## start

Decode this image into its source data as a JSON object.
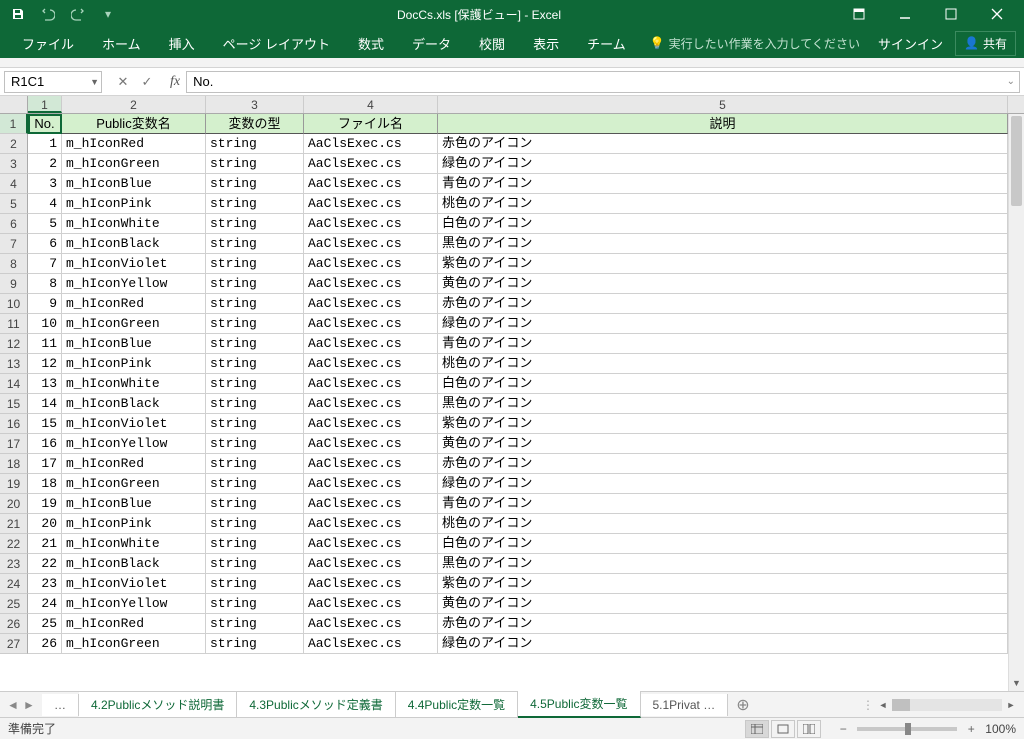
{
  "title": "DocCs.xls  [保護ビュー] - Excel",
  "ribbon": {
    "file": "ファイル",
    "home": "ホーム",
    "insert": "挿入",
    "pagelayout": "ページ レイアウト",
    "formulas": "数式",
    "data": "データ",
    "review": "校閲",
    "view": "表示",
    "team": "チーム",
    "tell": "実行したい作業を入力してください",
    "signin": "サインイン",
    "share": "共有"
  },
  "name_box": "R1C1",
  "formula": "No.",
  "col_headers": [
    "1",
    "2",
    "3",
    "4",
    "5"
  ],
  "headers": {
    "c1": "No.",
    "c2": "Public変数名",
    "c3": "変数の型",
    "c4": "ファイル名",
    "c5": "説明"
  },
  "rows": [
    {
      "n": "1",
      "v": "m_hIconRed",
      "t": "string",
      "f": "AaClsExec.cs",
      "d": "赤色のアイコン"
    },
    {
      "n": "2",
      "v": "m_hIconGreen",
      "t": "string",
      "f": "AaClsExec.cs",
      "d": "緑色のアイコン"
    },
    {
      "n": "3",
      "v": "m_hIconBlue",
      "t": "string",
      "f": "AaClsExec.cs",
      "d": "青色のアイコン"
    },
    {
      "n": "4",
      "v": "m_hIconPink",
      "t": "string",
      "f": "AaClsExec.cs",
      "d": "桃色のアイコン"
    },
    {
      "n": "5",
      "v": "m_hIconWhite",
      "t": "string",
      "f": "AaClsExec.cs",
      "d": "白色のアイコン"
    },
    {
      "n": "6",
      "v": "m_hIconBlack",
      "t": "string",
      "f": "AaClsExec.cs",
      "d": "黒色のアイコン"
    },
    {
      "n": "7",
      "v": "m_hIconViolet",
      "t": "string",
      "f": "AaClsExec.cs",
      "d": "紫色のアイコン"
    },
    {
      "n": "8",
      "v": "m_hIconYellow",
      "t": "string",
      "f": "AaClsExec.cs",
      "d": "黄色のアイコン"
    },
    {
      "n": "9",
      "v": "m_hIconRed",
      "t": "string",
      "f": "AaClsExec.cs",
      "d": "赤色のアイコン"
    },
    {
      "n": "10",
      "v": "m_hIconGreen",
      "t": "string",
      "f": "AaClsExec.cs",
      "d": "緑色のアイコン"
    },
    {
      "n": "11",
      "v": "m_hIconBlue",
      "t": "string",
      "f": "AaClsExec.cs",
      "d": "青色のアイコン"
    },
    {
      "n": "12",
      "v": "m_hIconPink",
      "t": "string",
      "f": "AaClsExec.cs",
      "d": "桃色のアイコン"
    },
    {
      "n": "13",
      "v": "m_hIconWhite",
      "t": "string",
      "f": "AaClsExec.cs",
      "d": "白色のアイコン"
    },
    {
      "n": "14",
      "v": "m_hIconBlack",
      "t": "string",
      "f": "AaClsExec.cs",
      "d": "黒色のアイコン"
    },
    {
      "n": "15",
      "v": "m_hIconViolet",
      "t": "string",
      "f": "AaClsExec.cs",
      "d": "紫色のアイコン"
    },
    {
      "n": "16",
      "v": "m_hIconYellow",
      "t": "string",
      "f": "AaClsExec.cs",
      "d": "黄色のアイコン"
    },
    {
      "n": "17",
      "v": "m_hIconRed",
      "t": "string",
      "f": "AaClsExec.cs",
      "d": "赤色のアイコン"
    },
    {
      "n": "18",
      "v": "m_hIconGreen",
      "t": "string",
      "f": "AaClsExec.cs",
      "d": "緑色のアイコン"
    },
    {
      "n": "19",
      "v": "m_hIconBlue",
      "t": "string",
      "f": "AaClsExec.cs",
      "d": "青色のアイコン"
    },
    {
      "n": "20",
      "v": "m_hIconPink",
      "t": "string",
      "f": "AaClsExec.cs",
      "d": "桃色のアイコン"
    },
    {
      "n": "21",
      "v": "m_hIconWhite",
      "t": "string",
      "f": "AaClsExec.cs",
      "d": "白色のアイコン"
    },
    {
      "n": "22",
      "v": "m_hIconBlack",
      "t": "string",
      "f": "AaClsExec.cs",
      "d": "黒色のアイコン"
    },
    {
      "n": "23",
      "v": "m_hIconViolet",
      "t": "string",
      "f": "AaClsExec.cs",
      "d": "紫色のアイコン"
    },
    {
      "n": "24",
      "v": "m_hIconYellow",
      "t": "string",
      "f": "AaClsExec.cs",
      "d": "黄色のアイコン"
    },
    {
      "n": "25",
      "v": "m_hIconRed",
      "t": "string",
      "f": "AaClsExec.cs",
      "d": "赤色のアイコン"
    },
    {
      "n": "26",
      "v": "m_hIconGreen",
      "t": "string",
      "f": "AaClsExec.cs",
      "d": "緑色のアイコン"
    }
  ],
  "sheet_tabs": {
    "more": "…",
    "t1": "4.2Publicメソッド説明書",
    "t2": "4.3Publicメソッド定義書",
    "t3": "4.4Public定数一覧",
    "t4": "4.5Public変数一覧",
    "t5": "5.1Privat",
    "t5s": "…"
  },
  "status": {
    "ready": "準備完了",
    "zoom": "100%"
  }
}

## end

Task description:
Write out each entry exactly as given, omitting any picture.

Task answer:
Decode this image into its source data as a JSON object.
{
  "title": "DocCs.xls  [保護ビュー] - Excel",
  "ribbon": {
    "file": "ファイル",
    "home": "ホーム",
    "insert": "挿入",
    "pagelayout": "ページ レイアウト",
    "formulas": "数式",
    "data": "データ",
    "review": "校閲",
    "view": "表示",
    "team": "チーム",
    "tell": "実行したい作業を入力してください",
    "signin": "サインイン",
    "share": "共有"
  },
  "name_box": "R1C1",
  "formula": "No.",
  "col_headers": [
    "1",
    "2",
    "3",
    "4",
    "5"
  ],
  "headers": {
    "c1": "No.",
    "c2": "Public変数名",
    "c3": "変数の型",
    "c4": "ファイル名",
    "c5": "説明"
  },
  "rows": [
    {
      "n": "1",
      "v": "m_hIconRed",
      "t": "string",
      "f": "AaClsExec.cs",
      "d": "赤色のアイコン"
    },
    {
      "n": "2",
      "v": "m_hIconGreen",
      "t": "string",
      "f": "AaClsExec.cs",
      "d": "緑色のアイコン"
    },
    {
      "n": "3",
      "v": "m_hIconBlue",
      "t": "string",
      "f": "AaClsExec.cs",
      "d": "青色のアイコン"
    },
    {
      "n": "4",
      "v": "m_hIconPink",
      "t": "string",
      "f": "AaClsExec.cs",
      "d": "桃色のアイコン"
    },
    {
      "n": "5",
      "v": "m_hIconWhite",
      "t": "string",
      "f": "AaClsExec.cs",
      "d": "白色のアイコン"
    },
    {
      "n": "6",
      "v": "m_hIconBlack",
      "t": "string",
      "f": "AaClsExec.cs",
      "d": "黒色のアイコン"
    },
    {
      "n": "7",
      "v": "m_hIconViolet",
      "t": "string",
      "f": "AaClsExec.cs",
      "d": "紫色のアイコン"
    },
    {
      "n": "8",
      "v": "m_hIconYellow",
      "t": "string",
      "f": "AaClsExec.cs",
      "d": "黄色のアイコン"
    },
    {
      "n": "9",
      "v": "m_hIconRed",
      "t": "string",
      "f": "AaClsExec.cs",
      "d": "赤色のアイコン"
    },
    {
      "n": "10",
      "v": "m_hIconGreen",
      "t": "string",
      "f": "AaClsExec.cs",
      "d": "緑色のアイコン"
    },
    {
      "n": "11",
      "v": "m_hIconBlue",
      "t": "string",
      "f": "AaClsExec.cs",
      "d": "青色のアイコン"
    },
    {
      "n": "12",
      "v": "m_hIconPink",
      "t": "string",
      "f": "AaClsExec.cs",
      "d": "桃色のアイコン"
    },
    {
      "n": "13",
      "v": "m_hIconWhite",
      "t": "string",
      "f": "AaClsExec.cs",
      "d": "白色のアイコン"
    },
    {
      "n": "14",
      "v": "m_hIconBlack",
      "t": "string",
      "f": "AaClsExec.cs",
      "d": "黒色のアイコン"
    },
    {
      "n": "15",
      "v": "m_hIconViolet",
      "t": "string",
      "f": "AaClsExec.cs",
      "d": "紫色のアイコン"
    },
    {
      "n": "16",
      "v": "m_hIconYellow",
      "t": "string",
      "f": "AaClsExec.cs",
      "d": "黄色のアイコン"
    },
    {
      "n": "17",
      "v": "m_hIconRed",
      "t": "string",
      "f": "AaClsExec.cs",
      "d": "赤色のアイコン"
    },
    {
      "n": "18",
      "v": "m_hIconGreen",
      "t": "string",
      "f": "AaClsExec.cs",
      "d": "緑色のアイコン"
    },
    {
      "n": "19",
      "v": "m_hIconBlue",
      "t": "string",
      "f": "AaClsExec.cs",
      "d": "青色のアイコン"
    },
    {
      "n": "20",
      "v": "m_hIconPink",
      "t": "string",
      "f": "AaClsExec.cs",
      "d": "桃色のアイコン"
    },
    {
      "n": "21",
      "v": "m_hIconWhite",
      "t": "string",
      "f": "AaClsExec.cs",
      "d": "白色のアイコン"
    },
    {
      "n": "22",
      "v": "m_hIconBlack",
      "t": "string",
      "f": "AaClsExec.cs",
      "d": "黒色のアイコン"
    },
    {
      "n": "23",
      "v": "m_hIconViolet",
      "t": "string",
      "f": "AaClsExec.cs",
      "d": "紫色のアイコン"
    },
    {
      "n": "24",
      "v": "m_hIconYellow",
      "t": "string",
      "f": "AaClsExec.cs",
      "d": "黄色のアイコン"
    },
    {
      "n": "25",
      "v": "m_hIconRed",
      "t": "string",
      "f": "AaClsExec.cs",
      "d": "赤色のアイコン"
    },
    {
      "n": "26",
      "v": "m_hIconGreen",
      "t": "string",
      "f": "AaClsExec.cs",
      "d": "緑色のアイコン"
    }
  ],
  "sheet_tabs": {
    "more": "…",
    "t1": "4.2Publicメソッド説明書",
    "t2": "4.3Publicメソッド定義書",
    "t3": "4.4Public定数一覧",
    "t4": "4.5Public変数一覧",
    "t5": "5.1Privat",
    "t5s": "…"
  },
  "status": {
    "ready": "準備完了",
    "zoom": "100%"
  }
}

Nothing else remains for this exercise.